> _Set task_
Reply with one number: the count of lines in the listing that contain the string "acqua".

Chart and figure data
######
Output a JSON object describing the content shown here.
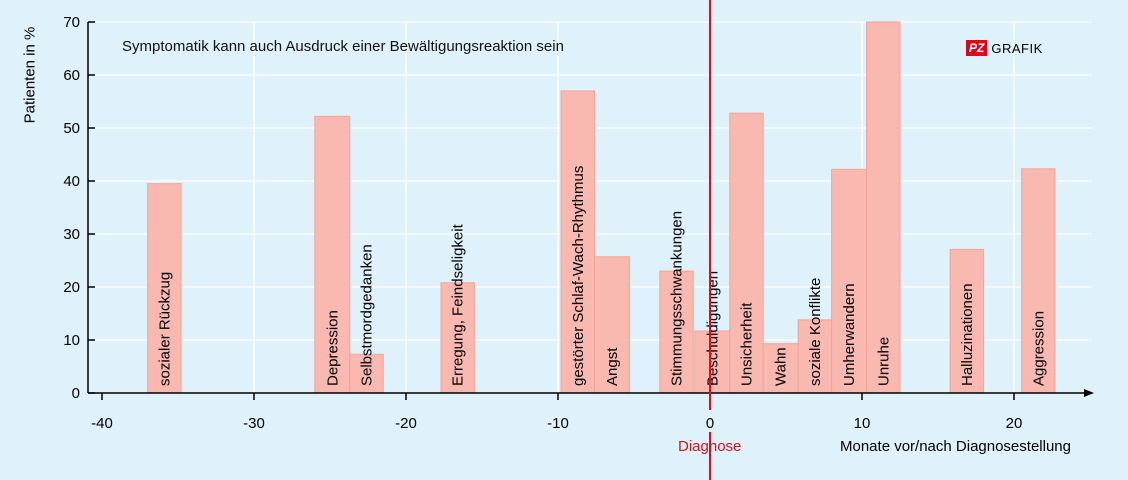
{
  "chart_data": {
    "type": "bar",
    "subtitle": "Symptomatik kann auch Ausdruck einer Bewältigungsreaktion sein",
    "ylabel": "Patienten in %",
    "xlabel": "Monate vor/nach Diagnosestellung",
    "marker_label": "Diagnose",
    "marker_x": 0,
    "xlim": [
      -40,
      25
    ],
    "ylim": [
      0,
      70
    ],
    "xticks": [
      -40,
      -30,
      -20,
      -10,
      0,
      10,
      20
    ],
    "xtick_labels": [
      "-40",
      "-30",
      "-20",
      "-10",
      "0",
      "10",
      "20"
    ],
    "yticks": [
      0,
      10,
      20,
      30,
      40,
      50,
      60,
      70
    ],
    "ytick_labels": [
      "0",
      "10",
      "20",
      "30",
      "40",
      "50",
      "60",
      "70"
    ],
    "bars": [
      {
        "label": "sozialer Rückzug",
        "x0": -37,
        "x1": -34.8,
        "value": 39.5
      },
      {
        "label": "Depression",
        "x0": -26,
        "x1": -23.7,
        "value": 52.2
      },
      {
        "label": "Selbstmordgedanken",
        "x0": -23.7,
        "x1": -21.5,
        "value": 7.3
      },
      {
        "label": "Erregung, Feindseligkeit",
        "x0": -17.7,
        "x1": -15.5,
        "value": 20.8
      },
      {
        "label": "gestörter Schlaf-Wach-Rhythmus",
        "x0": -9.8,
        "x1": -7.6,
        "value": 57
      },
      {
        "label": "Angst",
        "x0": -7.6,
        "x1": -5.3,
        "value": 25.7
      },
      {
        "label": "Stimmungsschwankungen",
        "x0": -3.3,
        "x1": -1.1,
        "value": 23
      },
      {
        "label": "Beschuldigungen",
        "x0": -1,
        "x1": 1.3,
        "value": 11.7
      },
      {
        "label": "Unsicherheit",
        "x0": 1.3,
        "x1": 3.5,
        "value": 52.8
      },
      {
        "label": "Wahn",
        "x0": 3.5,
        "x1": 5.8,
        "value": 9.3
      },
      {
        "label": "soziale Konflikte",
        "x0": 5.8,
        "x1": 8,
        "value": 13.8
      },
      {
        "label": "Umherwandern",
        "x0": 8,
        "x1": 10.3,
        "value": 42.2
      },
      {
        "label": "Unruhe",
        "x0": 10.3,
        "x1": 12.5,
        "value": 70
      },
      {
        "label": "Halluzinationen",
        "x0": 15.8,
        "x1": 18,
        "value": 27.1
      },
      {
        "label": "Aggression",
        "x0": 20.5,
        "x1": 22.7,
        "value": 42.3
      }
    ],
    "grid": true,
    "colors": {
      "background": "#dff1fb",
      "bar": "#f9b8b0",
      "bar_edge": "#f3a49a",
      "grid": "#ffffff",
      "marker": "#d6101f",
      "axis": "#000000"
    }
  },
  "logo": {
    "box_text": "PZ",
    "text": "GRAFIK"
  }
}
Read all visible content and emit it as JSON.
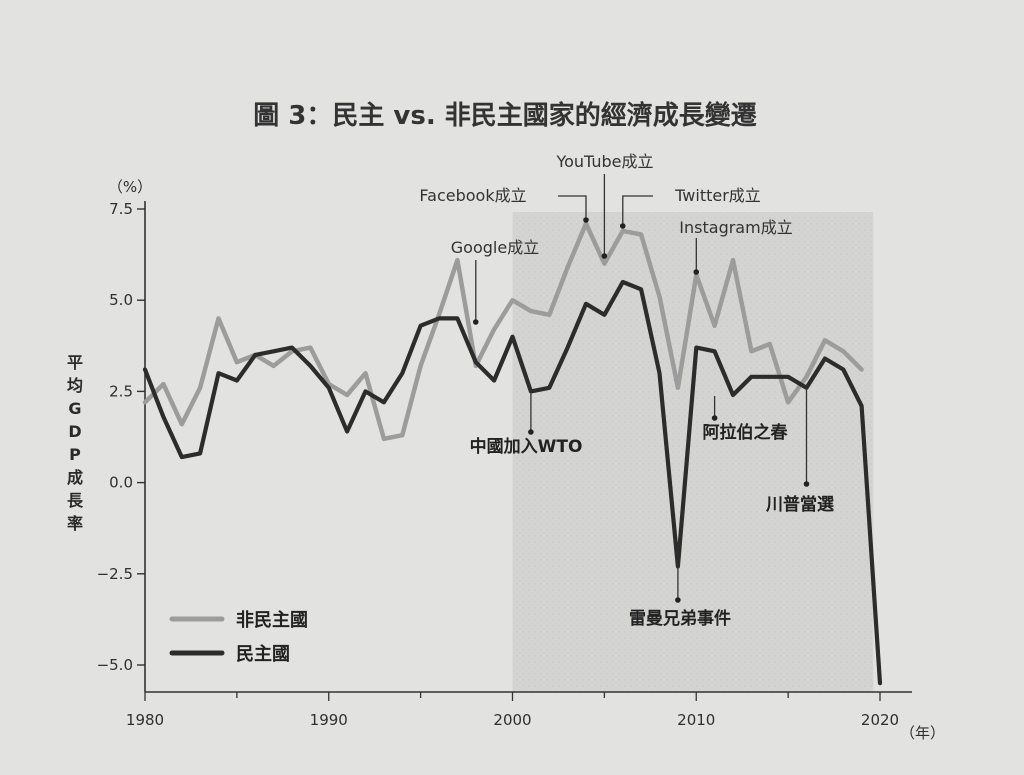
{
  "chart_data": {
    "type": "line",
    "title": "圖 3：民主 vs. 非民主國家的經濟成長變遷",
    "ylabel": "平均GDP成長率",
    "y_unit": "（%）",
    "x_unit": "（年）",
    "xlim": [
      1980,
      2021
    ],
    "ylim": [
      -5.8,
      7.8
    ],
    "x_ticks": [
      1980,
      1990,
      2000,
      2010,
      2020
    ],
    "y_ticks": [
      7.5,
      5.0,
      2.5,
      0.0,
      -2.5,
      -5.0
    ],
    "y_tick_labels": [
      "7.5",
      "5.0",
      "2.5",
      "0.0",
      "−2.5",
      "−5.0"
    ],
    "grid": false,
    "legend_position": "bottom-left",
    "shaded_range": [
      2000,
      2018
    ],
    "x": [
      1980,
      1981,
      1982,
      1983,
      1984,
      1985,
      1986,
      1987,
      1988,
      1989,
      1990,
      1991,
      1992,
      1993,
      1994,
      1995,
      1996,
      1997,
      1998,
      1999,
      2000,
      2001,
      2002,
      2003,
      2004,
      2005,
      2006,
      2007,
      2008,
      2009,
      2010,
      2011,
      2012,
      2013,
      2014,
      2015,
      2016,
      2017,
      2018,
      2019,
      2020
    ],
    "series": [
      {
        "name": "非民主國",
        "color": "#9c9c9c",
        "values": [
          2.2,
          2.7,
          1.6,
          2.6,
          4.5,
          3.3,
          3.5,
          3.2,
          3.6,
          3.7,
          2.7,
          2.4,
          3.0,
          1.2,
          1.3,
          3.2,
          4.6,
          6.1,
          3.2,
          4.2,
          5.0,
          4.7,
          4.6,
          5.9,
          7.1,
          6.0,
          6.9,
          6.8,
          5.1,
          2.6,
          5.7,
          4.3,
          6.1,
          3.6,
          3.8,
          2.2,
          2.9,
          3.9,
          3.6,
          3.1,
          null
        ]
      },
      {
        "name": "民主國",
        "color": "#2c2c2c",
        "values": [
          3.1,
          1.8,
          0.7,
          0.8,
          3.0,
          2.8,
          3.5,
          3.6,
          3.7,
          3.2,
          2.6,
          1.4,
          2.5,
          2.2,
          3.0,
          4.3,
          4.5,
          4.5,
          3.3,
          2.8,
          4.0,
          2.5,
          2.6,
          3.7,
          4.9,
          4.6,
          5.5,
          5.3,
          3.0,
          -2.3,
          3.7,
          3.6,
          2.4,
          2.9,
          2.9,
          2.9,
          2.6,
          3.4,
          3.1,
          2.1,
          -5.5
        ]
      }
    ],
    "annotations": [
      {
        "label": "Google成立",
        "year": 1998
      },
      {
        "label": "Facebook成立",
        "year": 2004
      },
      {
        "label": "YouTube成立",
        "year": 2005
      },
      {
        "label": "Twitter成立",
        "year": 2006
      },
      {
        "label": "Instagram成立",
        "year": 2010
      },
      {
        "label": "中國加入WTO",
        "year": 2001
      },
      {
        "label": "雷曼兄弟事件",
        "year": 2008
      },
      {
        "label": "阿拉伯之春",
        "year": 2011
      },
      {
        "label": "川普當選",
        "year": 2016
      }
    ]
  }
}
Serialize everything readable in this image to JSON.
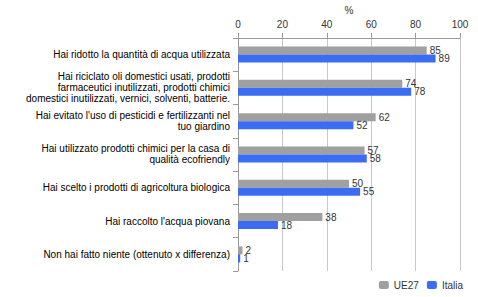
{
  "chart_data": {
    "type": "bar",
    "orientation": "horizontal",
    "xlabel": "%",
    "categories": [
      "Hai ridotto la quantità di acqua utilizzata",
      "Hai riciclato oli domestici usati, prodotti\nfarmaceutici inutilizzati, prodotti chimici\ndomestici inutilizzati, vernici, solventi, batterie.",
      "Hai evitato l'uso di pesticidi e fertilizzanti nel\ntuo giardino",
      "Hai utilizzato prodotti chimici per la casa di\nqualità ecofriendly",
      "Hai scelto i prodotti di agricoltura biologica",
      "Hai raccolto l'acqua piovana",
      "Non hai fatto niente (ottenuto x differenza)"
    ],
    "series": [
      {
        "name": "UE27",
        "color": "#a0a0a0",
        "values": [
          85,
          74,
          62,
          57,
          50,
          38,
          2
        ]
      },
      {
        "name": "Italia",
        "color": "#3a6cf4",
        "values": [
          89,
          78,
          52,
          58,
          55,
          18,
          1
        ]
      }
    ],
    "xlim": [
      0,
      100
    ],
    "xticks": [
      0,
      20,
      40,
      60,
      80,
      100
    ],
    "grid": true,
    "legend": "bottom",
    "data_labels": true
  }
}
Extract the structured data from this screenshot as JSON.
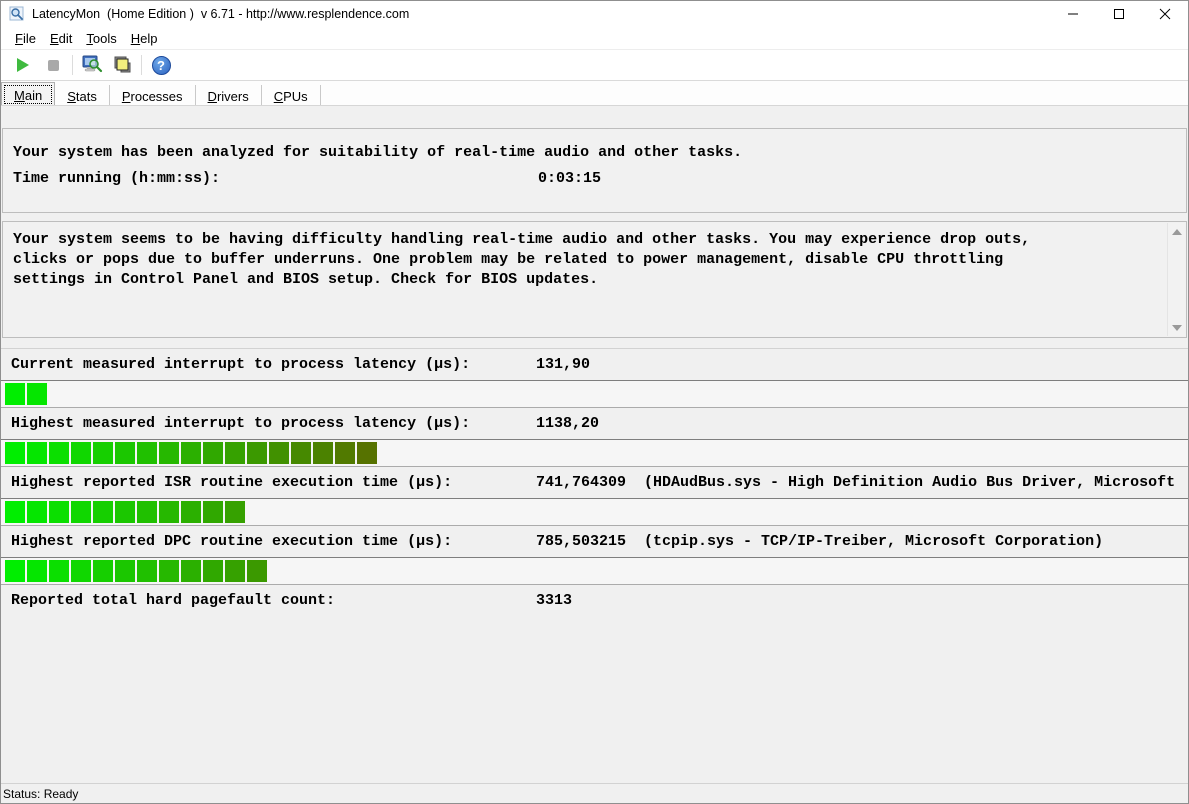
######
> _Finished answer_
2